— WHAT IS REQUIRED —
Reproduce the lines starting at the first one and ending at the line containing "The brush-holding member 93 is at (84, 150).", swapping "dial selector switch" for "rotary selector switch" and changing nothing else. Leave out the pictures.

Stored entries:
-- start --
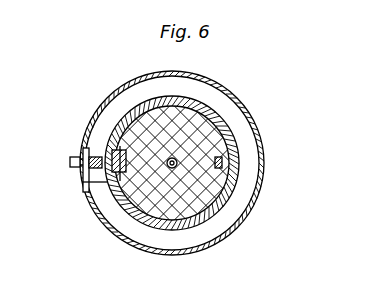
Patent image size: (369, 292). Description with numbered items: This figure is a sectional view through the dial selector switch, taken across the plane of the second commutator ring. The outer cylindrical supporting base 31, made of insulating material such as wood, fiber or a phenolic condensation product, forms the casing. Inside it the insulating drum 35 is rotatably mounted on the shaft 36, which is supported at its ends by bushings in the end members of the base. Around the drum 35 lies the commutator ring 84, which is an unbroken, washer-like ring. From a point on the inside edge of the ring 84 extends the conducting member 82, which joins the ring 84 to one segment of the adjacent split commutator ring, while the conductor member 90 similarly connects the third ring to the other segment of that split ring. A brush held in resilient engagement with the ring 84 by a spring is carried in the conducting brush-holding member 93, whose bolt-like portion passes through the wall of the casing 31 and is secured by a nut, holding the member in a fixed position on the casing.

The outer cylindrical supporting base 31 is at (232, 93).
The drum 35 is at (205, 112).
The shaft 36 is at (205, 176).
The conducting member 82 is at (112, 152).
The commutator ring 84 is at (178, 98).
The conductor member 90 is at (223, 161).
The brush-holding member 93 is at (84, 150).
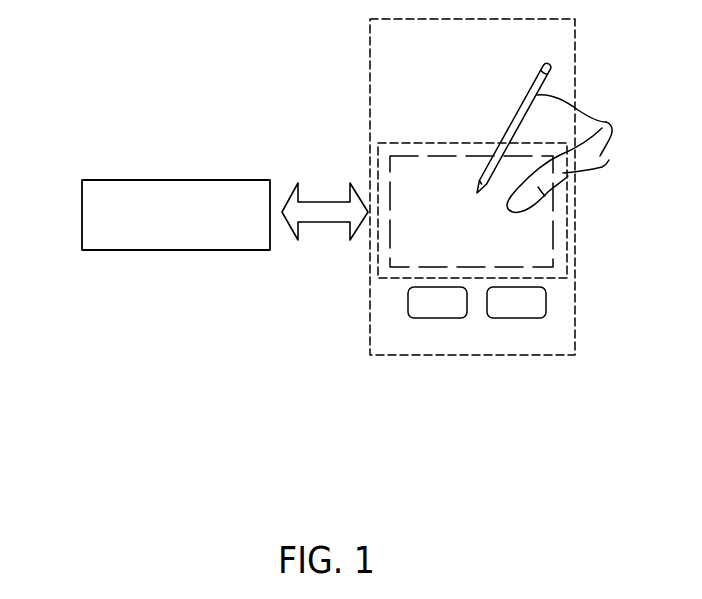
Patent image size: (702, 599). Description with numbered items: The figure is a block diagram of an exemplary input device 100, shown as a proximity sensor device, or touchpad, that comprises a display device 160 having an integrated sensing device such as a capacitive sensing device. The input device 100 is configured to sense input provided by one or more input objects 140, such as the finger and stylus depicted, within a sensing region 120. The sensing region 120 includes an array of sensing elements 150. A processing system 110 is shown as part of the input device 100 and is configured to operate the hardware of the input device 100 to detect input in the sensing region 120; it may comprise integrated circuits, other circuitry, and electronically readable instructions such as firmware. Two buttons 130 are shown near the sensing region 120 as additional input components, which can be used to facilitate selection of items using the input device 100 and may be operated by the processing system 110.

The input device 100 is at (317, 48).
The processing system 110 is at (82, 209).
The sensing region 120 is at (567, 233).
The buttons 130 is at (438, 318).
The input objects 140 is at (606, 122).
The sensing elements 150 is at (432, 156).
The display device 160 is at (575, 46).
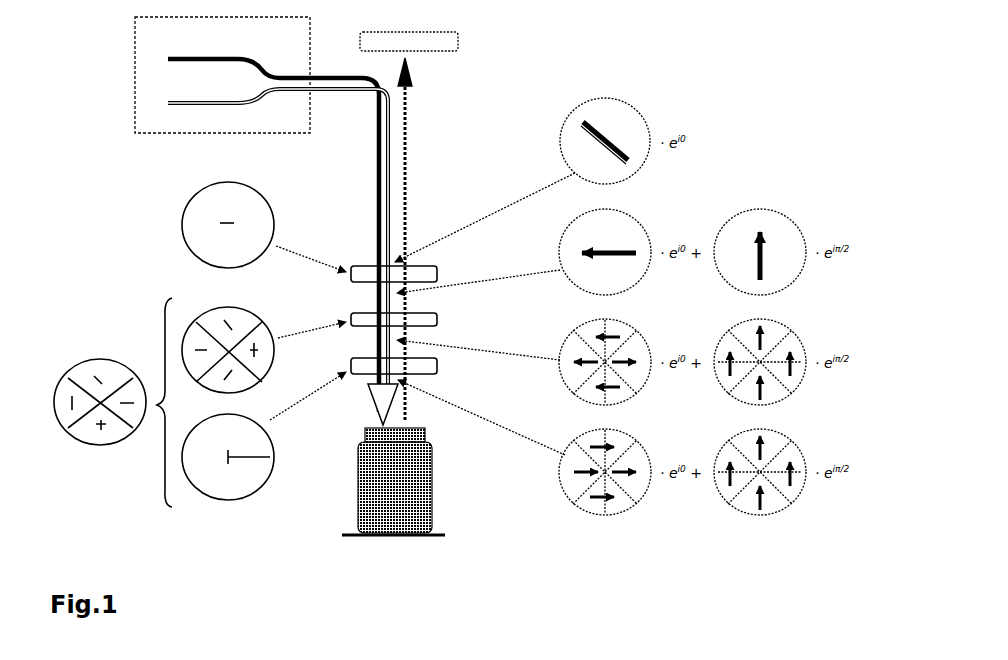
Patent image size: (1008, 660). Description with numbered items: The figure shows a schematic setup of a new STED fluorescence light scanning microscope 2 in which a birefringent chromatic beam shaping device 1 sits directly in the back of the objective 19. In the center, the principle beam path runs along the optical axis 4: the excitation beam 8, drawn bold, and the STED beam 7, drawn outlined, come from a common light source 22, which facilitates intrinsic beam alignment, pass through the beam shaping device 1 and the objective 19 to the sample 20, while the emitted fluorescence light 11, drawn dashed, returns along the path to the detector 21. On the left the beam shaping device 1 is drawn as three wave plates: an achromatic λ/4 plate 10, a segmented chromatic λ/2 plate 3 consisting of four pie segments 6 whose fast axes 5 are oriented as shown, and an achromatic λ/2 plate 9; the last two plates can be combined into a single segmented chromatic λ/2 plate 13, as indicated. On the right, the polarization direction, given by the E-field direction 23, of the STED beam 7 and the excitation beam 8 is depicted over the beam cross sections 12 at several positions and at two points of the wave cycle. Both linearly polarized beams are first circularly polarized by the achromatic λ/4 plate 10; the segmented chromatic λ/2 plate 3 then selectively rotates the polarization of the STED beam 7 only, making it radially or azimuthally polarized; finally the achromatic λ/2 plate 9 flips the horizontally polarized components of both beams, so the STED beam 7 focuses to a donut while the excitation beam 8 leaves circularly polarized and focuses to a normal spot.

The beam shaping device 1 is at (350, 252).
The fluorescence light scanning microscope 2 is at (450, 142).
The segmented chromatic λ/2 plate 3 is at (250, 316).
The optical axis 4 is at (225, 345).
The fast axis 5 is at (226, 220).
The pie segment 6 is at (244, 386).
The STED beam 7 is at (212, 101).
The excitation beam 8 is at (170, 63).
The achromatic λ/2 plate 9 is at (211, 497).
The achromatic λ/4 plate 10 is at (184, 210).
The fluorescence light 11 is at (408, 178).
The beam cross section 12 is at (641, 112).
The segmented chromatic λ/2 plate 13 is at (88, 372).
The objective 19 is at (430, 480).
The sample 20 is at (430, 540).
The detector 21 is at (460, 40).
The light source 22 is at (135, 50).
The E-field direction 23 is at (618, 246).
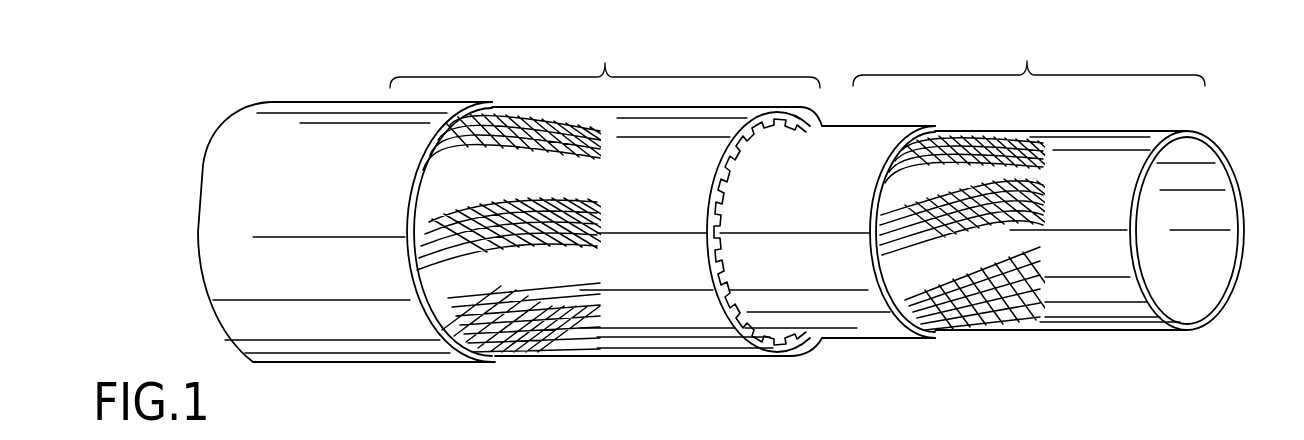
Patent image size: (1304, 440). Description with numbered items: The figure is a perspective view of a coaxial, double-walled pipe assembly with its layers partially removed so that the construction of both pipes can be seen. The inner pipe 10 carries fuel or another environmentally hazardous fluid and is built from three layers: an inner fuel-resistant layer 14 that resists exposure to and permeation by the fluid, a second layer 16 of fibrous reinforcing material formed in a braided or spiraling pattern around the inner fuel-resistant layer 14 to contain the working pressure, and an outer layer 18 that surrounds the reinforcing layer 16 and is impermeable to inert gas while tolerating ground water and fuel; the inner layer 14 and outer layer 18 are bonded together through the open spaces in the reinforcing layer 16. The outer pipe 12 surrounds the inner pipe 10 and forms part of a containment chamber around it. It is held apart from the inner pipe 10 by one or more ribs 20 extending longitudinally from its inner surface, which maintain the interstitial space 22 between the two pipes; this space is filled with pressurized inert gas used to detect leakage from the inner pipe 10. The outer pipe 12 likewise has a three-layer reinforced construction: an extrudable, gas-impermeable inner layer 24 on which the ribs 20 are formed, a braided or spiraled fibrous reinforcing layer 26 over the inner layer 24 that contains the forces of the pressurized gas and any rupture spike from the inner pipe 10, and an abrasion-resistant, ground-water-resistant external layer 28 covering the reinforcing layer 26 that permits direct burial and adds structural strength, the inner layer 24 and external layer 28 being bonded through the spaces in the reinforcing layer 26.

The inner pipe 10 is at (1029, 57).
The outer pipe 12 is at (605, 59).
The inner fuel-resistant layer 14 is at (1200, 290).
The reinforcing layer 16 is at (993, 328).
The outer layer of inner pipe 18 is at (860, 320).
The ribs 20 is at (738, 310).
The interstitial space 22 is at (760, 343).
The inner layer of outer pipe 24 is at (647, 335).
The reinforcing layer of outer pipe 26 is at (540, 338).
The external layer 28 is at (327, 345).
-- end --
— SOLUTION —
Patent image size: (369, 292). Description with numbered items: This figure is a sectional view through the rotary selector switch, taken across the plane of the second commutator ring. The outer cylindrical supporting base 31, made of insulating material such as wood, fiber or a phenolic condensation product, forms the casing. Inside it the insulating drum 35 is rotatably mounted on the shaft 36, which is supported at its ends by bushings in the end members of the base. Around the drum 35 lies the commutator ring 84, which is an unbroken, washer-like ring. From a point on the inside edge of the ring 84 extends the conducting member 82, which joins the ring 84 to one segment of the adjacent split commutator ring, while the conductor member 90 similarly connects the third ring to the other segment of that split ring. A brush held in resilient engagement with the ring 84 by a spring is carried in the conducting brush-holding member 93, whose bolt-like portion passes through the wall of the casing 31 and is secured by a nut, holding the member in a fixed position on the casing.

The outer cylindrical supporting base 31 is at (232, 93).
The drum 35 is at (205, 112).
The shaft 36 is at (205, 176).
The conducting member 82 is at (112, 152).
The commutator ring 84 is at (178, 98).
The conductor member 90 is at (223, 161).
The brush-holding member 93 is at (84, 150).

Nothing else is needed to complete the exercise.